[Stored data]
* begin *

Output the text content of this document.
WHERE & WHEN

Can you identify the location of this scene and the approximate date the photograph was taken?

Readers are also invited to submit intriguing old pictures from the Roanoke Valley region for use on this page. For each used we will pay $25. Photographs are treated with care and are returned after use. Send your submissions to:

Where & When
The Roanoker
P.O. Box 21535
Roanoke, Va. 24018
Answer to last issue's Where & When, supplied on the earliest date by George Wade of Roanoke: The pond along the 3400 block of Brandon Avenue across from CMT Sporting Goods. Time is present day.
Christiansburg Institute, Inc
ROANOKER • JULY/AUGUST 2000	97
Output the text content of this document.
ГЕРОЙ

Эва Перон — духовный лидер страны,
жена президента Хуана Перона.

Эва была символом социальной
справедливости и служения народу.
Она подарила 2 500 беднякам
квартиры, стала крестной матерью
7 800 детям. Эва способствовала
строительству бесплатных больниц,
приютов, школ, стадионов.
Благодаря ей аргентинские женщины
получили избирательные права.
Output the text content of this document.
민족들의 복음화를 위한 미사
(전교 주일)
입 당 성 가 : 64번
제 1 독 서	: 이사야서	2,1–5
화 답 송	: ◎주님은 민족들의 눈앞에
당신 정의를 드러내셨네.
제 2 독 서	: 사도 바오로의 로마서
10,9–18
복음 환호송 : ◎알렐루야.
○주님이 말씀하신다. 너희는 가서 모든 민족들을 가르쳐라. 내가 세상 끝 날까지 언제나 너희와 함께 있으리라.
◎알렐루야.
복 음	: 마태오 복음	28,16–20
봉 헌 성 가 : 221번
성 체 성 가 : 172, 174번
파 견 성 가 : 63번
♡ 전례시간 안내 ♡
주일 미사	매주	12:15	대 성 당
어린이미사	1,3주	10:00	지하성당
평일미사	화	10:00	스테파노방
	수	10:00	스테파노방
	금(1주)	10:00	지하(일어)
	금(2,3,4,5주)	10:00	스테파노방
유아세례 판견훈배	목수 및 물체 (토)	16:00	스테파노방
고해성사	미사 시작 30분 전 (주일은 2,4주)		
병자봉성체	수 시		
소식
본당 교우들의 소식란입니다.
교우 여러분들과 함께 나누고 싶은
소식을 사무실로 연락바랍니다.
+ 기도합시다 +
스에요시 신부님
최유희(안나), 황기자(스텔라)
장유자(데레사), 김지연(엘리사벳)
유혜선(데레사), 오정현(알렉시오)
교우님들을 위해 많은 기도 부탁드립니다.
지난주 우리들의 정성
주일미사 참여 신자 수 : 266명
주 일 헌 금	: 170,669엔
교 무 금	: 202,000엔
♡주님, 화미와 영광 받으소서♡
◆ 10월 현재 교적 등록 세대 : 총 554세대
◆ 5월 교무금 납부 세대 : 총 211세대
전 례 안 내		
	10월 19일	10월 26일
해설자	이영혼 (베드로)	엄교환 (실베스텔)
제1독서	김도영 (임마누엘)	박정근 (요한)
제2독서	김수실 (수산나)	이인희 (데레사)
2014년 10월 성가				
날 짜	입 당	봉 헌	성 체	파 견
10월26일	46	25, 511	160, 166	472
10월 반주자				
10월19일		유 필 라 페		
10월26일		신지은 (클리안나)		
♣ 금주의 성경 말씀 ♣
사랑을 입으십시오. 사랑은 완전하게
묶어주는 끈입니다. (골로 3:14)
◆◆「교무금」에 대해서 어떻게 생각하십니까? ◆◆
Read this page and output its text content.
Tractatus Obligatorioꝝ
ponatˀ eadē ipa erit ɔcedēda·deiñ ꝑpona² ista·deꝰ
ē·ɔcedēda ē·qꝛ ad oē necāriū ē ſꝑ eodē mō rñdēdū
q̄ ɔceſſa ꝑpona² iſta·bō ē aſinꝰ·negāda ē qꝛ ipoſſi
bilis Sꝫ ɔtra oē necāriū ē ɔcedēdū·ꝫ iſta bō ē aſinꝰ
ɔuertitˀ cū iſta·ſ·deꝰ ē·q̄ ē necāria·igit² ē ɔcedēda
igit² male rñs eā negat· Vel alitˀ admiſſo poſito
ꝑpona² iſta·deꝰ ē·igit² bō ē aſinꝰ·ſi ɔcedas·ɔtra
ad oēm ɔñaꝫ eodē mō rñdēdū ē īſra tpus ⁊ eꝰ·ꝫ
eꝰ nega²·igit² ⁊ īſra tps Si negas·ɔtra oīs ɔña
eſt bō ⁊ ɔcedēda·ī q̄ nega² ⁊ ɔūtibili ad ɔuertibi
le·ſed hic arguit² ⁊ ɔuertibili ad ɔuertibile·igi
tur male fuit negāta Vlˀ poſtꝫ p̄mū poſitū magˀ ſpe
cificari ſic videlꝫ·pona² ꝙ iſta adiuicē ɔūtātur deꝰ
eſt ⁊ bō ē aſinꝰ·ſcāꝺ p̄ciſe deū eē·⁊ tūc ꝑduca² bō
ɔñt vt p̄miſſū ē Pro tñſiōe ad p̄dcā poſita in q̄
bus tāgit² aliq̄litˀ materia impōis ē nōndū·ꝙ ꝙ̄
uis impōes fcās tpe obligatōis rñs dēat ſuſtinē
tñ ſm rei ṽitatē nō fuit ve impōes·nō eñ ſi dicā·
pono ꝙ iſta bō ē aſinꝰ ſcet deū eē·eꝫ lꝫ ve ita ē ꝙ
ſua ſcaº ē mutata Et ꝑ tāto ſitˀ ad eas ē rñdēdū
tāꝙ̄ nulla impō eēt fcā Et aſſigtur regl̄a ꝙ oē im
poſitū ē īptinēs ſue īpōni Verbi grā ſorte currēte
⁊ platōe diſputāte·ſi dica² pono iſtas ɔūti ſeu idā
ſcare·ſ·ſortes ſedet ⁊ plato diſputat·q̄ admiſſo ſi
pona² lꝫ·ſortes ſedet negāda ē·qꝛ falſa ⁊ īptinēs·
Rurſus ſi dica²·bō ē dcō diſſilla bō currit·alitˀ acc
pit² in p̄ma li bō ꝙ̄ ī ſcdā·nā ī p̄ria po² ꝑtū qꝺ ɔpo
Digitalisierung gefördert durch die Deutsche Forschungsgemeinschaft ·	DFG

* end *

* **Aim**
Extract every line from the one with "Read this page and output its text content." down to the final line above, both included, exactly as written.

* **Solution below**
Read this page and output its text content.
Tractatus Obligatorioꝝ
ponatˀ eadē ipa erit ɔcedēda·deiñ ꝑpona² ista·deꝰ
ē·ɔcedēda ē·qꝛ ad oē necāriū ē ſꝑ eodē mō rñdēdū
q̄ ɔceſſa ꝑpona² iſta·bō ē aſinꝰ·negāda ē qꝛ ipoſſi
bilis Sꝫ ɔtra oē necāriū ē ɔcedēdū·ꝫ iſta bō ē aſinꝰ
ɔuertitˀ cū iſta·ſ·deꝰ ē·q̄ ē necāria·igit² ē ɔcedēda
igit² male rñs eā negat· Vel alitˀ admiſſo poſito
ꝑpona² iſta·deꝰ ē·igit² bō ē aſinꝰ·ſi ɔcedas·ɔtra
ad oēm ɔñaꝫ eodē mō rñdēdū ē īſra tpus ⁊ eꝰ·ꝫ
eꝰ nega²·igit² ⁊ īſra tps Si negas·ɔtra oīs ɔña
eſt bō ⁊ ɔcedēda·ī q̄ nega² ⁊ ɔūtibili ad ɔuertibi
le·ſed hic arguit² ⁊ ɔuertibili ad ɔuertibile·igi
tur male fuit negāta Vlˀ poſtꝫ p̄mū poſitū magˀ ſpe
cificari ſic videlꝫ·pona² ꝙ iſta adiuicē ɔūtātur deꝰ
eſt ⁊ bō ē aſinꝰ·ſcāꝺ p̄ciſe deū eē·⁊ tūc ꝑduca² bō
ɔñt vt p̄miſſū ē Pro tñſiōe ad p̄dcā poſita in q̄
bus tāgit² aliq̄litˀ materia impōis ē nōndū·ꝙ ꝙ̄
uis impōes fcās tpe obligatōis rñs dēat ſuſtinē
tñ ſm rei ṽitatē nō fuit ve impōes·nō eñ ſi dicā·
pono ꝙ iſta bō ē aſinꝰ ſcet deū eē·eꝫ lꝫ ve ita ē ꝙ
ſua ſcaº ē mutata Et ꝑ tāto ſitˀ ad eas ē rñdēdū
tāꝙ̄ nulla impō eēt fcā Et aſſigtur regl̄a ꝙ oē im
poſitū ē īptinēs ſue īpōni Verbi grā ſorte currēte
⁊ platōe diſputāte·ſi dica² pono iſtas ɔūti ſeu idā
ſcare·ſ·ſortes ſedet ⁊ plato diſputat·q̄ admiſſo ſi
pona² lꝫ·ſortes ſedet negāda ē·qꝛ falſa ⁊ īptinēs·
Rurſus ſi dica²·bō ē dcō diſſilla bō currit·alitˀ acc
pit² in p̄ma li bō ꝙ̄ ī ſcdā·nā ī p̄ria po² ꝑtū qꝺ ɔpo
Digitalisierung gefördert durch die Deutsche Forschungsgemeinschaft ·	DFG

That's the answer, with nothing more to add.